#### Task material
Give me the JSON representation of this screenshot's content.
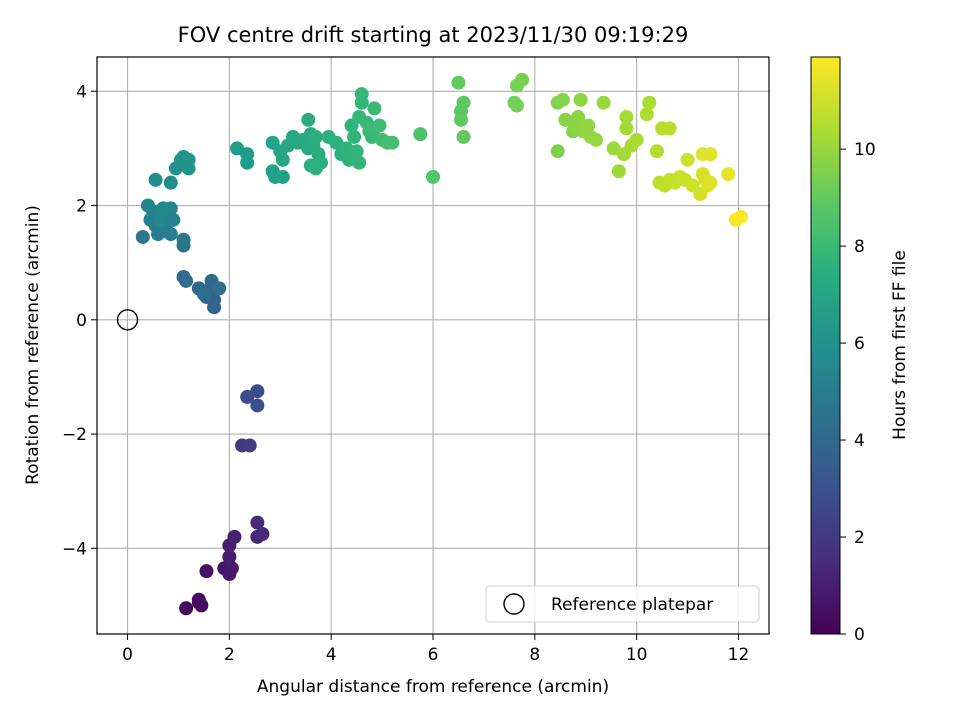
{
  "chart_data": {
    "type": "scatter",
    "title": "FOV centre drift starting at 2023/11/30 09:19:29",
    "xlabel": "Angular distance from reference (arcmin)",
    "ylabel": "Rotation from reference (arcmin)",
    "xlim": [
      -0.6,
      12.6
    ],
    "ylim": [
      -5.5,
      4.6
    ],
    "xticks": [
      "0",
      "2",
      "4",
      "6",
      "8",
      "10",
      "12"
    ],
    "yticks": [
      "−4",
      "−2",
      "0",
      "2",
      "4"
    ],
    "grid": true,
    "legend": {
      "position": "lower-right",
      "label": "Reference platepar"
    },
    "reference_point": {
      "x": 0,
      "y": 0
    },
    "colorbar": {
      "label": "Hours from first FF file",
      "range": [
        0,
        11.9
      ],
      "ticks": [
        "0",
        "2",
        "4",
        "6",
        "8",
        "10"
      ],
      "colormap": "viridis"
    },
    "points": [
      [
        1.15,
        -5.05,
        0.2
      ],
      [
        1.4,
        -4.95,
        0.3
      ],
      [
        1.45,
        -5.0,
        0.35
      ],
      [
        1.4,
        -4.9,
        0.4
      ],
      [
        1.55,
        -4.4,
        0.6
      ],
      [
        1.9,
        -4.35,
        0.7
      ],
      [
        2.0,
        -4.45,
        0.8
      ],
      [
        2.05,
        -4.35,
        0.85
      ],
      [
        2.0,
        -4.15,
        0.9
      ],
      [
        2.0,
        -3.95,
        1.0
      ],
      [
        2.1,
        -3.8,
        1.1
      ],
      [
        2.55,
        -3.8,
        1.3
      ],
      [
        2.65,
        -3.75,
        1.4
      ],
      [
        2.55,
        -3.55,
        1.5
      ],
      [
        2.25,
        -2.2,
        2.0
      ],
      [
        2.4,
        -2.2,
        2.1
      ],
      [
        2.35,
        -1.35,
        2.7
      ],
      [
        2.55,
        -1.25,
        2.8
      ],
      [
        2.55,
        -1.5,
        2.9
      ],
      [
        1.75,
        0.55,
        3.5
      ],
      [
        1.6,
        0.5,
        3.6
      ],
      [
        1.55,
        0.4,
        3.7
      ],
      [
        1.7,
        0.35,
        3.75
      ],
      [
        1.7,
        0.22,
        3.8
      ],
      [
        1.4,
        0.55,
        3.9
      ],
      [
        1.5,
        0.5,
        3.95
      ],
      [
        1.65,
        0.68,
        4.0
      ],
      [
        1.1,
        0.75,
        4.1
      ],
      [
        1.15,
        0.68,
        4.15
      ],
      [
        1.5,
        0.45,
        4.2
      ],
      [
        1.8,
        0.55,
        4.25
      ],
      [
        1.1,
        1.3,
        4.6
      ],
      [
        1.1,
        1.4,
        4.7
      ],
      [
        0.3,
        1.45,
        4.8
      ],
      [
        0.6,
        1.5,
        4.9
      ],
      [
        0.7,
        1.55,
        5.0
      ],
      [
        0.55,
        1.65,
        5.0
      ],
      [
        0.75,
        1.6,
        5.1
      ],
      [
        0.85,
        1.5,
        5.1
      ],
      [
        0.45,
        1.75,
        5.2
      ],
      [
        0.6,
        1.85,
        5.2
      ],
      [
        0.75,
        1.9,
        5.3
      ],
      [
        0.9,
        1.75,
        5.3
      ],
      [
        0.4,
        2.0,
        5.4
      ],
      [
        0.5,
        1.9,
        5.4
      ],
      [
        0.85,
        1.95,
        5.5
      ],
      [
        0.65,
        1.75,
        5.5
      ],
      [
        0.7,
        1.95,
        5.6
      ],
      [
        0.55,
        2.45,
        5.7
      ],
      [
        0.85,
        2.4,
        5.8
      ],
      [
        0.95,
        2.65,
        6.0
      ],
      [
        1.05,
        2.8,
        6.05
      ],
      [
        1.1,
        2.85,
        6.1
      ],
      [
        1.2,
        2.8,
        6.15
      ],
      [
        1.2,
        2.65,
        6.2
      ],
      [
        2.15,
        3.0,
        6.5
      ],
      [
        2.35,
        2.9,
        6.55
      ],
      [
        2.35,
        2.75,
        6.6
      ],
      [
        2.85,
        2.6,
        6.8
      ],
      [
        2.9,
        2.5,
        6.85
      ],
      [
        3.05,
        2.5,
        6.9
      ],
      [
        2.85,
        3.1,
        6.9
      ],
      [
        3.0,
        2.95,
        7.0
      ],
      [
        3.05,
        2.8,
        7.0
      ],
      [
        3.15,
        3.05,
        7.05
      ],
      [
        3.25,
        3.2,
        7.1
      ],
      [
        3.35,
        3.1,
        7.15
      ],
      [
        3.45,
        3.15,
        7.2
      ],
      [
        3.55,
        3.0,
        7.25
      ],
      [
        3.6,
        3.25,
        7.3
      ],
      [
        3.55,
        3.5,
        7.35
      ],
      [
        3.65,
        3.05,
        7.35
      ],
      [
        3.7,
        3.2,
        7.4
      ],
      [
        3.75,
        2.9,
        7.4
      ],
      [
        3.6,
        2.7,
        7.45
      ],
      [
        3.7,
        2.65,
        7.5
      ],
      [
        3.8,
        2.75,
        7.5
      ],
      [
        3.95,
        3.2,
        7.55
      ],
      [
        4.1,
        3.1,
        7.6
      ],
      [
        4.2,
        2.9,
        7.6
      ],
      [
        4.3,
        3.0,
        7.65
      ],
      [
        4.35,
        2.8,
        7.7
      ],
      [
        4.4,
        3.4,
        7.7
      ],
      [
        4.45,
        3.2,
        7.75
      ],
      [
        4.5,
        2.95,
        7.8
      ],
      [
        4.55,
        2.75,
        7.8
      ],
      [
        4.55,
        3.55,
        7.85
      ],
      [
        4.6,
        3.8,
        7.9
      ],
      [
        4.6,
        3.95,
        7.95
      ],
      [
        4.7,
        3.45,
        8.0
      ],
      [
        4.75,
        3.3,
        8.0
      ],
      [
        4.8,
        3.2,
        8.05
      ],
      [
        4.85,
        3.35,
        8.1
      ],
      [
        4.85,
        3.7,
        8.1
      ],
      [
        4.95,
        3.4,
        8.15
      ],
      [
        5.0,
        3.15,
        8.2
      ],
      [
        5.1,
        3.1,
        8.25
      ],
      [
        5.2,
        3.1,
        8.3
      ],
      [
        5.75,
        3.25,
        8.5
      ],
      [
        6.0,
        2.5,
        8.6
      ],
      [
        6.55,
        3.65,
        8.8
      ],
      [
        6.6,
        3.8,
        8.85
      ],
      [
        6.55,
        3.5,
        8.9
      ],
      [
        6.6,
        3.2,
        8.95
      ],
      [
        6.5,
        4.15,
        9.0
      ],
      [
        7.6,
        3.8,
        9.3
      ],
      [
        7.65,
        3.75,
        9.35
      ],
      [
        7.65,
        4.1,
        9.4
      ],
      [
        7.75,
        4.2,
        9.45
      ],
      [
        8.45,
        2.95,
        9.6
      ],
      [
        8.45,
        3.8,
        9.6
      ],
      [
        8.55,
        3.85,
        9.65
      ],
      [
        8.6,
        3.5,
        9.7
      ],
      [
        8.75,
        3.3,
        9.7
      ],
      [
        8.8,
        3.4,
        9.75
      ],
      [
        8.85,
        3.55,
        9.8
      ],
      [
        8.9,
        3.85,
        9.85
      ],
      [
        8.95,
        3.3,
        9.85
      ],
      [
        9.05,
        3.4,
        9.9
      ],
      [
        9.1,
        3.2,
        9.95
      ],
      [
        9.2,
        3.15,
        10.0
      ],
      [
        9.35,
        3.8,
        10.05
      ],
      [
        9.55,
        3.0,
        10.1
      ],
      [
        9.65,
        2.6,
        10.15
      ],
      [
        9.75,
        2.9,
        10.2
      ],
      [
        9.8,
        3.35,
        10.25
      ],
      [
        9.8,
        3.55,
        10.25
      ],
      [
        9.9,
        3.05,
        10.3
      ],
      [
        10.0,
        3.15,
        10.35
      ],
      [
        10.2,
        3.6,
        10.4
      ],
      [
        10.25,
        3.8,
        10.4
      ],
      [
        10.4,
        2.95,
        10.5
      ],
      [
        10.5,
        3.35,
        10.55
      ],
      [
        10.65,
        3.35,
        10.6
      ],
      [
        10.45,
        2.4,
        10.7
      ],
      [
        10.55,
        2.35,
        10.75
      ],
      [
        10.65,
        2.45,
        10.8
      ],
      [
        10.75,
        2.4,
        10.85
      ],
      [
        10.85,
        2.5,
        10.9
      ],
      [
        10.95,
        2.45,
        10.95
      ],
      [
        11.0,
        2.8,
        11.0
      ],
      [
        11.1,
        2.35,
        11.05
      ],
      [
        11.25,
        2.2,
        11.1
      ],
      [
        11.3,
        2.55,
        11.15
      ],
      [
        11.35,
        2.45,
        11.2
      ],
      [
        11.4,
        2.35,
        11.25
      ],
      [
        11.45,
        2.4,
        11.3
      ],
      [
        11.3,
        2.9,
        11.3
      ],
      [
        11.45,
        2.9,
        11.35
      ],
      [
        11.8,
        2.55,
        11.5
      ],
      [
        11.95,
        1.75,
        11.8
      ],
      [
        12.05,
        1.8,
        11.85
      ]
    ]
  }
}
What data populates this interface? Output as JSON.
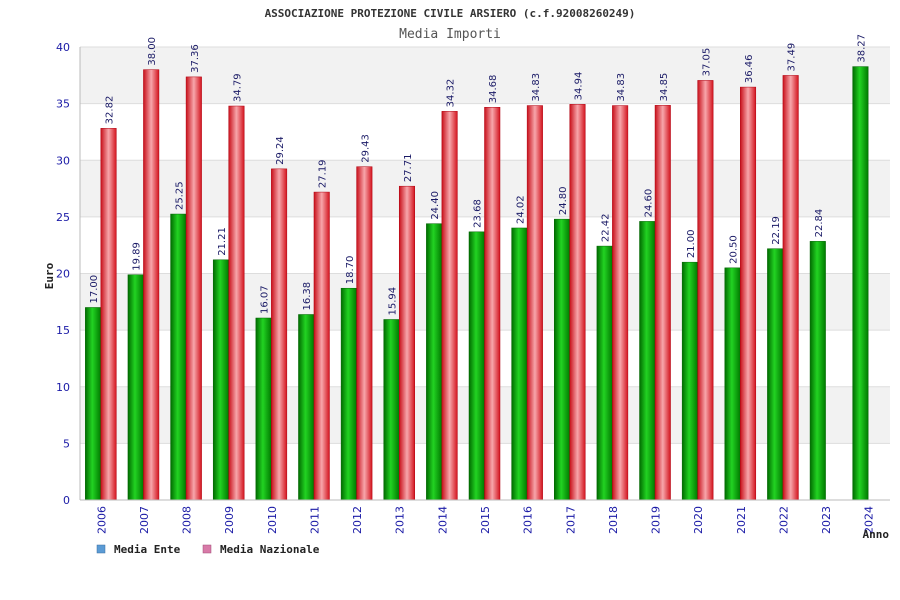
{
  "chart_data": {
    "type": "bar",
    "title": "ASSOCIAZIONE PROTEZIONE CIVILE ARSIERO (c.f.92008260249)",
    "subtitle": "Media Importi",
    "xlabel": "Anno",
    "ylabel": "Euro",
    "ylim": [
      0,
      40
    ],
    "yticks": [
      0,
      5,
      10,
      15,
      20,
      25,
      30,
      35,
      40
    ],
    "grid": true,
    "legend_position": "bottom-left",
    "categories": [
      "2006",
      "2007",
      "2008",
      "2009",
      "2010",
      "2011",
      "2012",
      "2013",
      "2014",
      "2015",
      "2016",
      "2017",
      "2018",
      "2019",
      "2020",
      "2021",
      "2022",
      "2023",
      "2024"
    ],
    "series": [
      {
        "name": "Media Ente",
        "color": "#00aa00",
        "legend_color": "#5b9bd5",
        "values": [
          17.0,
          19.89,
          25.25,
          21.21,
          16.07,
          16.38,
          18.7,
          15.94,
          24.4,
          23.68,
          24.02,
          24.8,
          22.42,
          24.6,
          21.0,
          20.5,
          22.19,
          22.84,
          38.27
        ],
        "labels": [
          "17.00",
          "19.89",
          "25.25",
          "21.21",
          "16.07",
          "16.38",
          "18.70",
          "15.94",
          "24.40",
          "23.68",
          "24.02",
          "24.80",
          "22.42",
          "24.60",
          "21.00",
          "20.50",
          "22.19",
          "22.84",
          "38.27"
        ]
      },
      {
        "name": "Media Nazionale",
        "color": "#e8202a",
        "legend_color": "#d87aa8",
        "values": [
          32.82,
          38.0,
          37.36,
          34.79,
          29.24,
          27.19,
          29.43,
          27.71,
          34.32,
          34.68,
          34.83,
          34.94,
          34.83,
          34.85,
          37.05,
          36.46,
          37.49,
          null,
          null
        ],
        "labels": [
          "32.82",
          "38.00",
          "37.36",
          "34.79",
          "29.24",
          "27.19",
          "29.43",
          "27.71",
          "34.32",
          "34.68",
          "34.83",
          "34.94",
          "34.83",
          "34.85",
          "37.05",
          "36.46",
          "37.49",
          null,
          null
        ]
      }
    ]
  }
}
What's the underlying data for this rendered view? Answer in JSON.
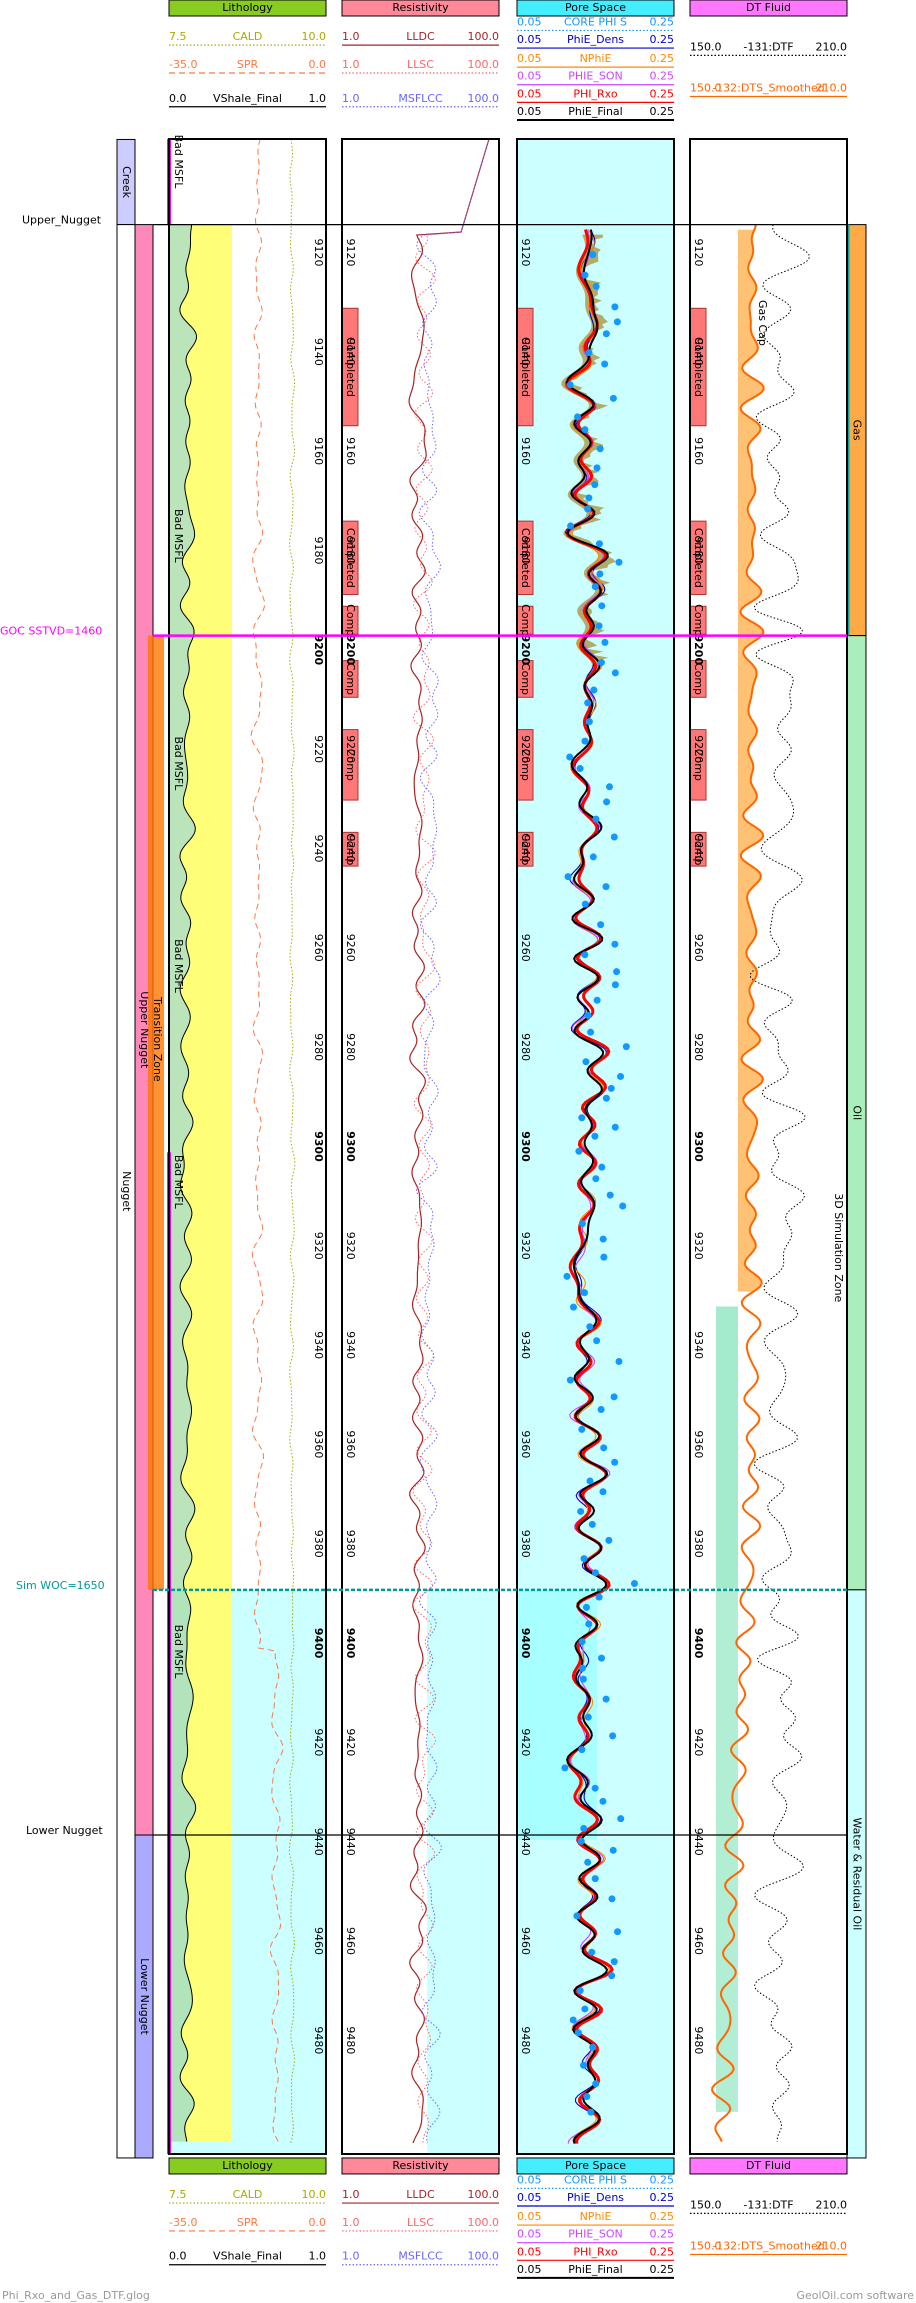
{
  "tracks": [
    {
      "title": "Lithology",
      "color": "#88cc22",
      "curves": [
        {
          "min": "7.5",
          "name": "CALD",
          "max": "10.0",
          "color": "#aaaa00",
          "style": "dotted"
        },
        {
          "min": "-35.0",
          "name": "SPR",
          "max": "0.0",
          "color": "#ff7744",
          "style": "dashed"
        },
        {
          "min": "0.0",
          "name": "VShale_Final",
          "max": "1.0",
          "color": "#000000",
          "style": "solid"
        }
      ]
    },
    {
      "title": "Resistivity",
      "color": "#ff8899",
      "curves": [
        {
          "min": "1.0",
          "name": "LLDC",
          "max": "100.0",
          "color": "#aa2222",
          "style": "solid"
        },
        {
          "min": "1.0",
          "name": "LLSC",
          "max": "100.0",
          "color": "#ff6666",
          "style": "dotted"
        },
        {
          "min": "1.0",
          "name": "MSFLCC",
          "max": "100.0",
          "color": "#6666ff",
          "style": "dotted"
        }
      ]
    },
    {
      "title": "Pore Space",
      "color": "#44eeff",
      "curves": [
        {
          "min": "0.05",
          "name": "CORE PHI S",
          "max": "0.25",
          "color": "#1199ff",
          "style": "dotted"
        },
        {
          "min": "0.05",
          "name": "PhiE_Dens",
          "max": "0.25",
          "color": "#0000cc",
          "style": "solid"
        },
        {
          "min": "0.05",
          "name": "NPhiE",
          "max": "0.25",
          "color": "#ff8800",
          "style": "solid"
        },
        {
          "min": "0.05",
          "name": "PHIE_SON",
          "max": "0.25",
          "color": "#cc44ff",
          "style": "solid"
        },
        {
          "min": "0.05",
          "name": "PHI_Rxo",
          "max": "0.25",
          "color": "#ff0000",
          "style": "solid"
        },
        {
          "min": "0.05",
          "name": "PhiE_Final",
          "max": "0.25",
          "color": "#000000",
          "style": "solid"
        }
      ]
    },
    {
      "title": "DT Fluid",
      "color": "#ff77ff",
      "curves": [
        {
          "min": "150.0",
          "name": "-131:DTF",
          "max": "210.0",
          "color": "#000000",
          "style": "dotted"
        },
        {
          "min": "150.0",
          "name": "-132:DTS_Smoothed",
          "max": "210.0",
          "color": "#ff6600",
          "style": "solid"
        }
      ]
    }
  ],
  "depths": [
    9120,
    9140,
    9160,
    9180,
    9200,
    9220,
    9240,
    9260,
    9280,
    9300,
    9320,
    9340,
    9360,
    9380,
    9400,
    9420,
    9440,
    9460,
    9480
  ],
  "zones_left": [
    "Creek",
    "Nugget"
  ],
  "zones_sub": [
    "Upper Nugget",
    "Lower Nugget"
  ],
  "zones_right": [
    "Gas",
    "Oil",
    "Water & Residual Oil"
  ],
  "markers": [
    "Upper_Nugget",
    "GOC SSTVD=1460",
    "Sim WOC=1650",
    "Lower Nugget"
  ],
  "completions": [
    "Completed",
    "Completed",
    "Comp",
    "Comp",
    "Comp",
    "Comp"
  ],
  "lithology_notes": [
    "Bad MSFL",
    "Bad MSFL",
    "Bad MSFL",
    "Bad MSFL",
    "Bad MSFL",
    "Transition Zone",
    "Bad MSFL"
  ],
  "dt_note": "Gas Cap",
  "sim_zone": "3D Simulation Zone",
  "footer": {
    "file": "Phi_Rxo_and_Gas_DTF.glog",
    "brand": "GeolOil.com software"
  }
}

#### What is required
Copy in full each line that holds the word "file".

#### Correct output
      "label": "Hours from first FF file",
    "file": "Phi_Rxo_and_Gas_DTF.glog",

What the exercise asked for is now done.